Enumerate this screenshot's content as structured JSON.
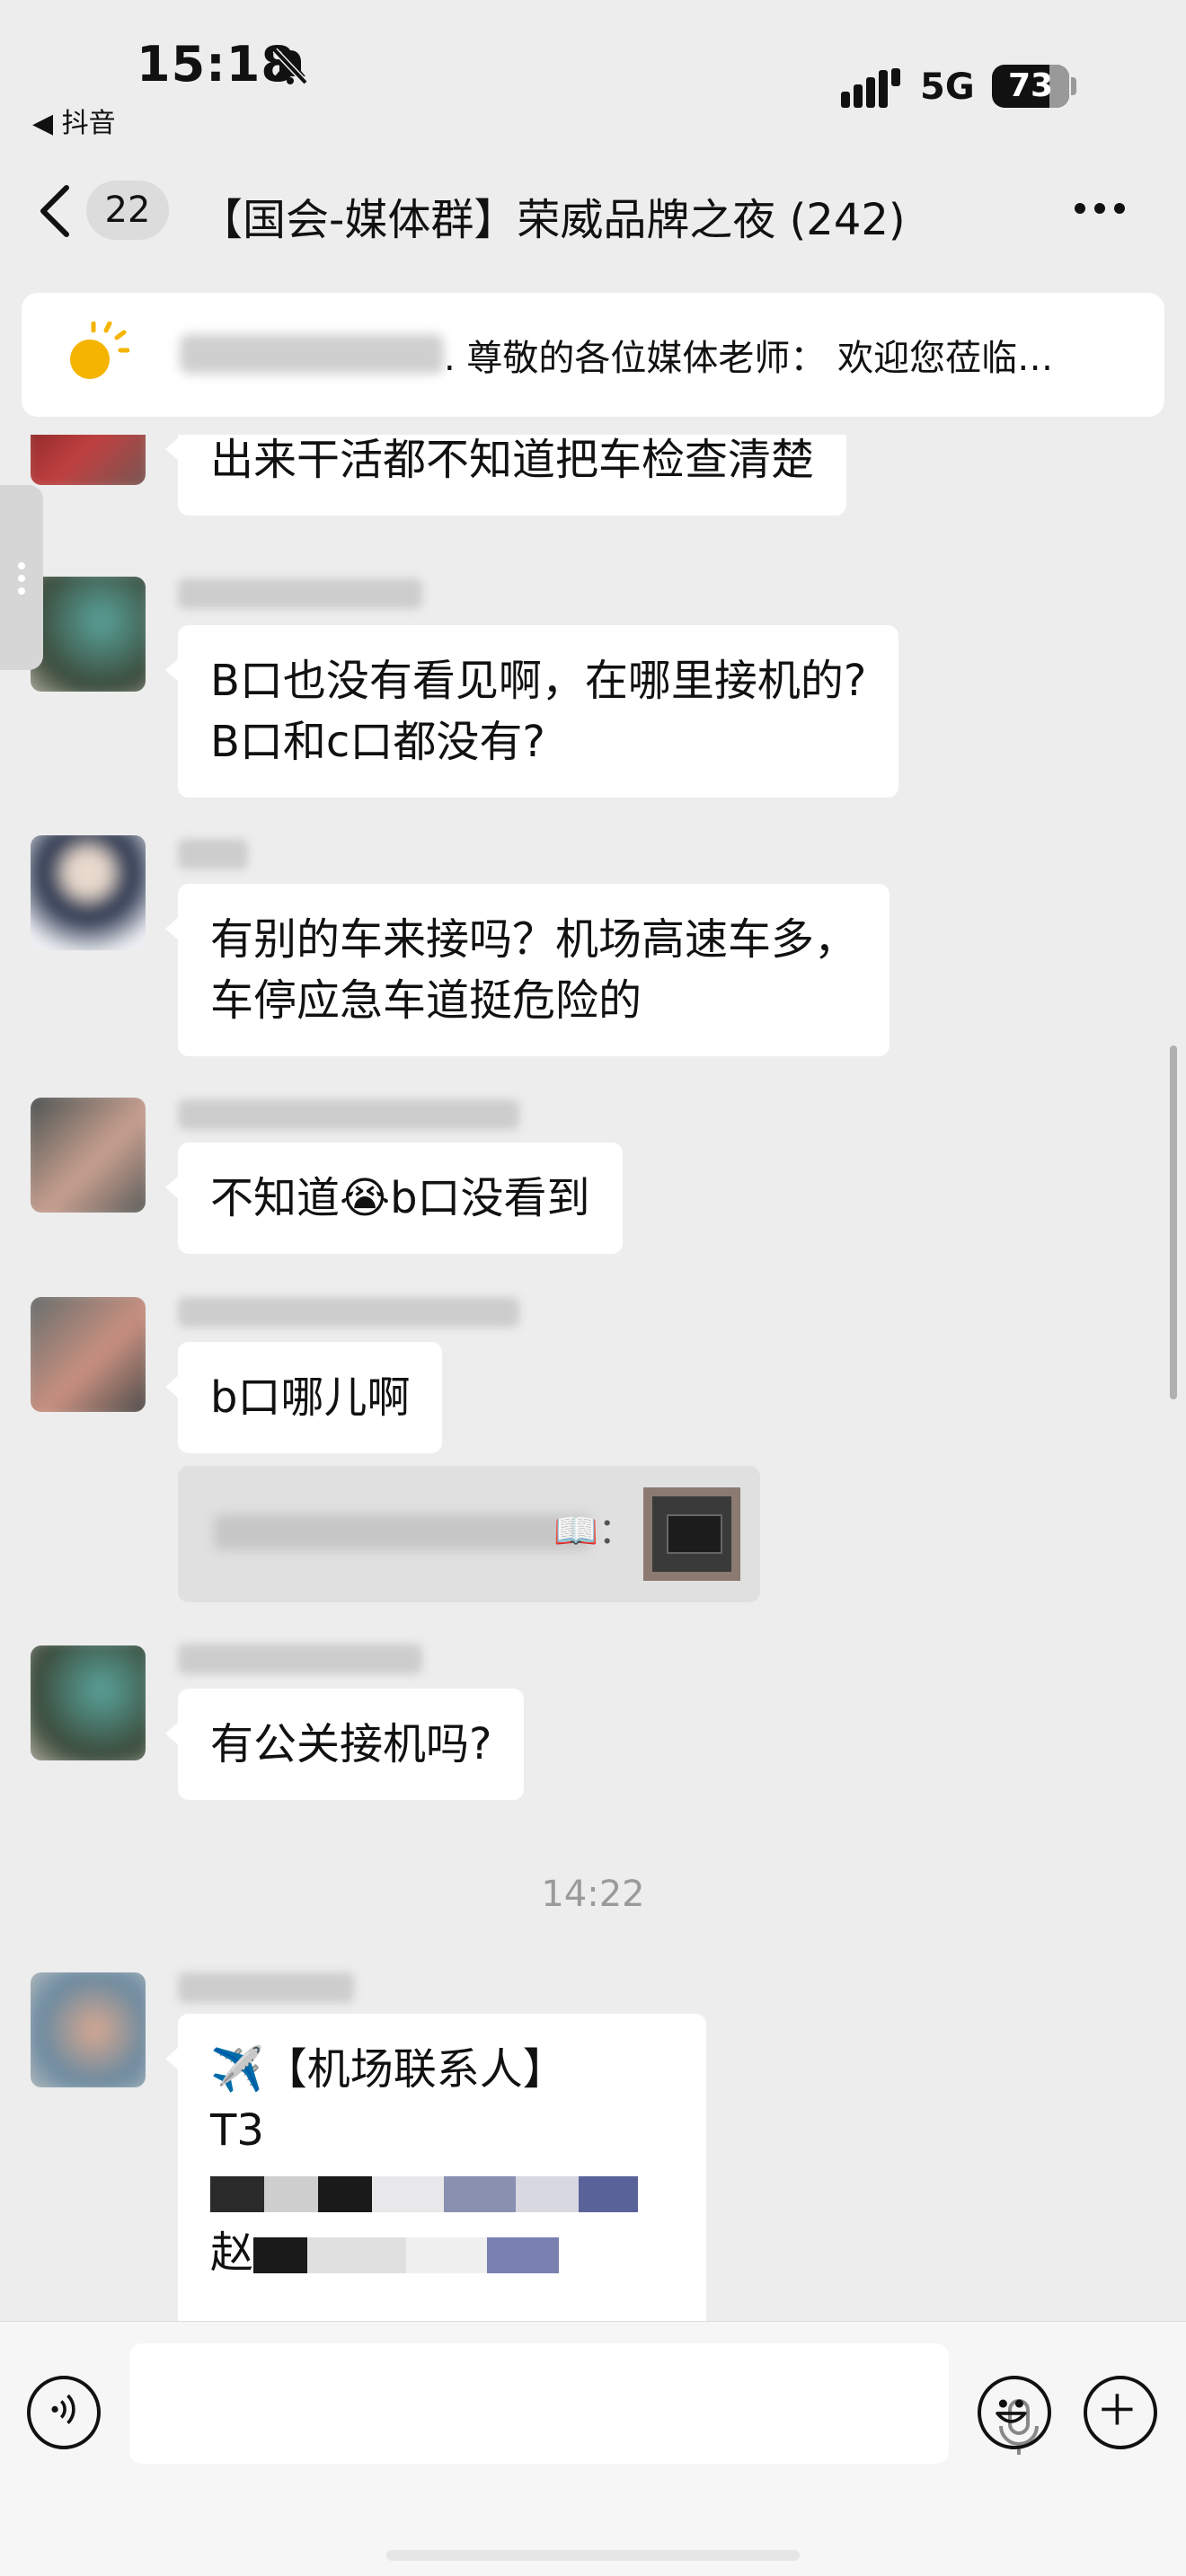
{
  "status_bar": {
    "time": "15:18",
    "back_app": "◀ 抖音",
    "network": "5G",
    "battery": "73",
    "battery_fraction": 0.73
  },
  "nav": {
    "unread_count": "22",
    "title": "【国会-媒体群】荣威品牌之夜 (242)"
  },
  "pinned": {
    "text": ". 尊敬的各位媒体老师： 欢迎您莅临…"
  },
  "messages": [
    {
      "lines": [
        "出来干活都不知道把车检查清楚"
      ]
    },
    {
      "lines": [
        "B口也没有看见啊，在哪里接机的?",
        "B口和c口都没有?"
      ]
    },
    {
      "lines": [
        "有别的车来接吗？机场高速车多，",
        "车停应急车道挺危险的"
      ]
    },
    {
      "lines": [
        "不知道😭b口没看到"
      ]
    },
    {
      "lines": [
        "b口哪儿啊"
      ],
      "quote_suffix": "📖："
    },
    {
      "lines": [
        "有公关接机吗?"
      ]
    },
    {
      "lines": [
        "✈️【机场联系人】",
        "T3",
        "",
        "赵"
      ]
    }
  ],
  "timestamp": "14:22",
  "colors": {
    "background": "#ededed",
    "bubble": "#ffffff",
    "input_bar": "#f6f6f6",
    "timestamp": "#9a9a9a"
  },
  "icons": [
    "bell-slash-icon",
    "signal-bars-icon",
    "battery-icon",
    "chevron-left-icon",
    "more-icon",
    "sun-icon",
    "voice-icon",
    "microphone-icon",
    "emoji-icon",
    "plus-icon"
  ]
}
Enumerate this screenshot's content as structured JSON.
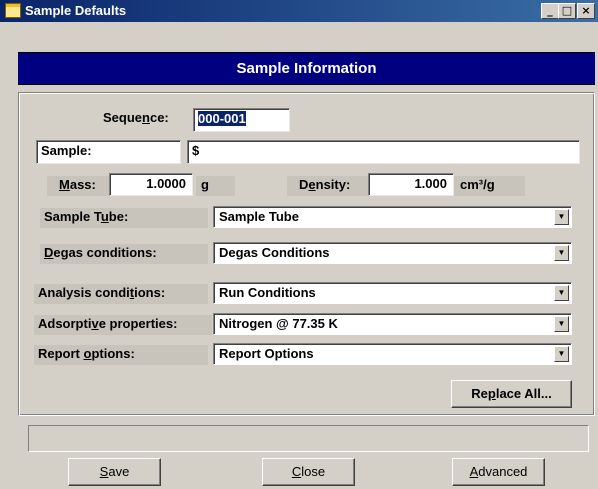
{
  "window": {
    "title": "Sample Defaults",
    "minimize_glyph": "_",
    "maximize_glyph": "□",
    "close_glyph": "×"
  },
  "header": {
    "title": "Sample Information"
  },
  "form": {
    "sequence": {
      "label_pre": "Seque",
      "label_ul": "n",
      "label_post": "ce:",
      "value": "000-001"
    },
    "sample": {
      "label": "Sample:",
      "value": "$"
    },
    "mass": {
      "label_ul": "M",
      "label_post": "ass:",
      "value": "1.0000",
      "unit": "g"
    },
    "density": {
      "label_pre": "D",
      "label_ul": "e",
      "label_post": "nsity:",
      "value": "1.000",
      "unit": "cm³/g"
    },
    "sample_tube": {
      "label_pre": "Sample T",
      "label_ul": "u",
      "label_post": "be:",
      "value": "Sample Tube"
    },
    "degas": {
      "label_ul": "D",
      "label_post": "egas conditions:",
      "value": "Degas Conditions"
    },
    "analysis": {
      "label_pre": "Analysis condi",
      "label_ul": "t",
      "label_post": "ions:",
      "value": "Run Conditions"
    },
    "adsorptive": {
      "label_pre": "Adsorpti",
      "label_ul": "v",
      "label_post": "e properties:",
      "value": "Nitrogen @ 77.35 K"
    },
    "report": {
      "label_pre": "Report ",
      "label_ul": "o",
      "label_post": "ptions:",
      "value": "Report Options"
    },
    "dropdown_glyph": "▼",
    "replace_all": {
      "pre": "Re",
      "ul": "p",
      "post": "lace All..."
    }
  },
  "status": {
    "text": ""
  },
  "buttons": {
    "save": {
      "ul": "S",
      "post": "ave"
    },
    "close": {
      "ul": "C",
      "post": "lose"
    },
    "advanced": {
      "ul": "A",
      "post": "dvanced"
    }
  }
}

━━━━━━━━━━━━━━━━━━━━

> **SHORT EXERCISE**: Locate each line with the word "title" and copy it.

> **PROBLEM SOLUTION**:
    "title": "【国会-媒体群】荣威品牌之夜 (242)"
    "title": "Sample Defaults",
    "title": "Sample Information"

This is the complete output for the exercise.